<<<<

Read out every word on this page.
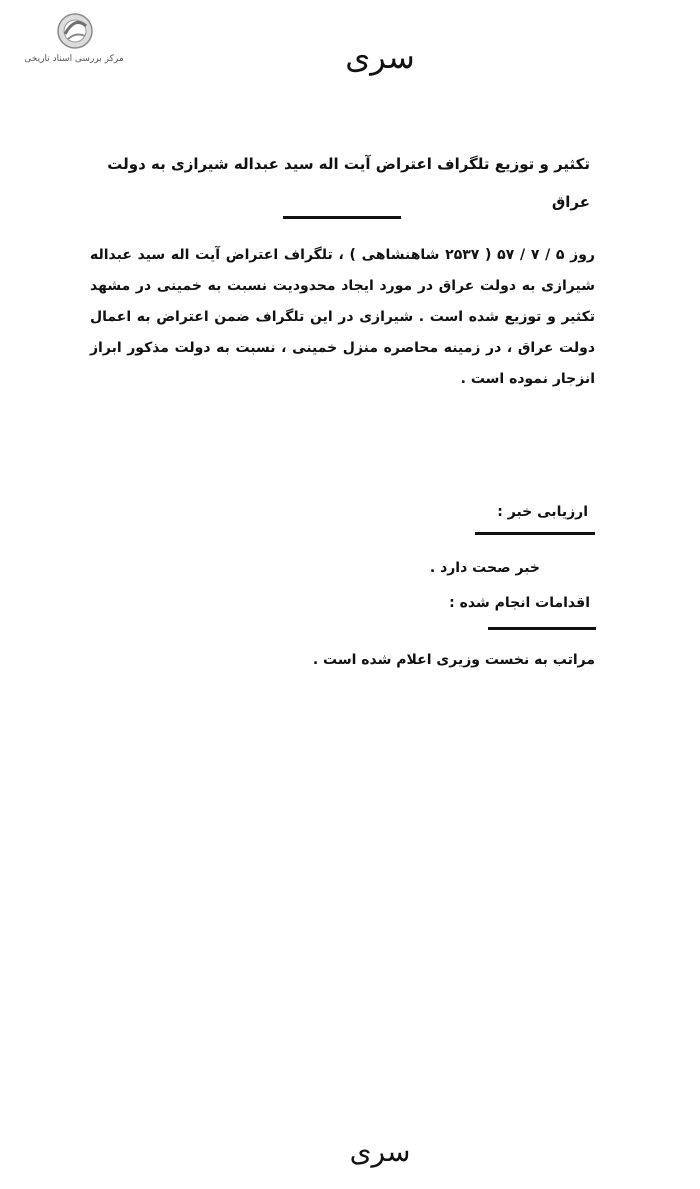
مرکز بررسی اسناد تاریخی	سری
تکثیر و توزیع تلگراف اعتراض آیت اله سید عبداله شیرازی به دولت عراق
روز ۵ / ۷ / ۵۷ ( ۲۵۳۷ شاهنشاهی ) ، تلگراف اعتراض آیت اله سید عبداله شیرازی به دولت عراق در مورد ایجاد محدودیت نسبت به خمینی در مشهد تکثیر و توزیع شده است . شیرازی در این تلگراف ضمن اعتراض به اعمال دولت عراق ، در زمینه محاصره منزل خمینی ، نسبت به دولت مذکور ابراز انزجار نموده است .
ارزیابی خبر :
خبر صحت دارد .
اقدامات انجام شده :
مراتب به نخست وزیری اعلام شده است .
سری
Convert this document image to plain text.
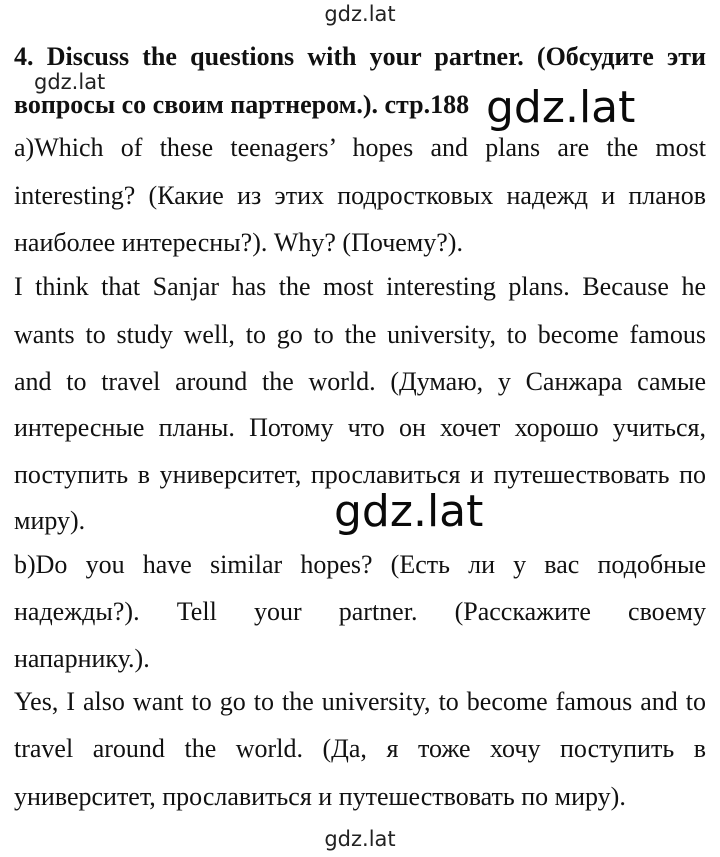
gdz.lat
4. Discuss the questions with your partner. (Обсудите эти
gdz.lat
вопросы со своим партнером.). стр.188 gdz.lat
a)Which of these teenagers’ hopes and plans are the most
interesting? (Какие из этих подростковых надежд и планов
наиболее интересны?). Why? (Почему?).
I think that Sanjar has the most interesting plans. Because he
wants to study well, to go to the university, to become famous
and to travel around the world. (Думаю, у Санжара самые
интересные планы. Потому что он хочет хорошо учиться,
поступить в университет, прославиться и путешествовать по
миру).	gdz.lat
b)Do you have similar hopes? (Есть ли у вас подобные
надежды?). Tell your partner. (Расскажите своему
напарнику.).
Yes, I also want to go to the university, to become famous and to
travel around the world. (Да, я тоже хочу поступить в
университет, прославиться и путешествовать по миру).
gdz.lat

>>>>

Reproduce each entry verbatim, excluding any embedded images.

THE SOLUTION:
Read out every word on this page.
مرکز بررسی اسناد تاریخی	سری
تکثیر و توزیع تلگراف اعتراض آیت اله سید عبداله شیرازی به دولت عراق
روز ۵ / ۷ / ۵۷ ( ۲۵۳۷ شاهنشاهی ) ، تلگراف اعتراض آیت اله سید عبداله شیرازی به دولت عراق در مورد ایجاد محدودیت نسبت به خمینی در مشهد تکثیر و توزیع شده است . شیرازی در این تلگراف ضمن اعتراض به اعمال دولت عراق ، در زمینه محاصره منزل خمینی ، نسبت به دولت مذکور ابراز انزجار نموده است .
ارزیابی خبر :
خبر صحت دارد .
اقدامات انجام شده :
مراتب به نخست وزیری اعلام شده است .
سری
Convert this document image to plain text.
gdz.lat
4. Discuss the questions with your partner. (Обсудите эти
gdz.lat
вопросы со своим партнером.). стр.188 gdz.lat
a)Which of these teenagers’ hopes and plans are the most
interesting? (Какие из этих подростковых надежд и планов
наиболее интересны?). Why? (Почему?).
I think that Sanjar has the most interesting plans. Because he
wants to study well, to go to the university, to become famous
and to travel around the world. (Думаю, у Санжара самые
интересные планы. Потому что он хочет хорошо учиться,
поступить в университет, прославиться и путешествовать по
миру).	gdz.lat
b)Do you have similar hopes? (Есть ли у вас подобные
надежды?). Tell your partner. (Расскажите своему
напарнику.).
Yes, I also want to go to the university, to become famous and to
travel around the world. (Да, я тоже хочу поступить в
университет, прославиться и путешествовать по миру).
gdz.lat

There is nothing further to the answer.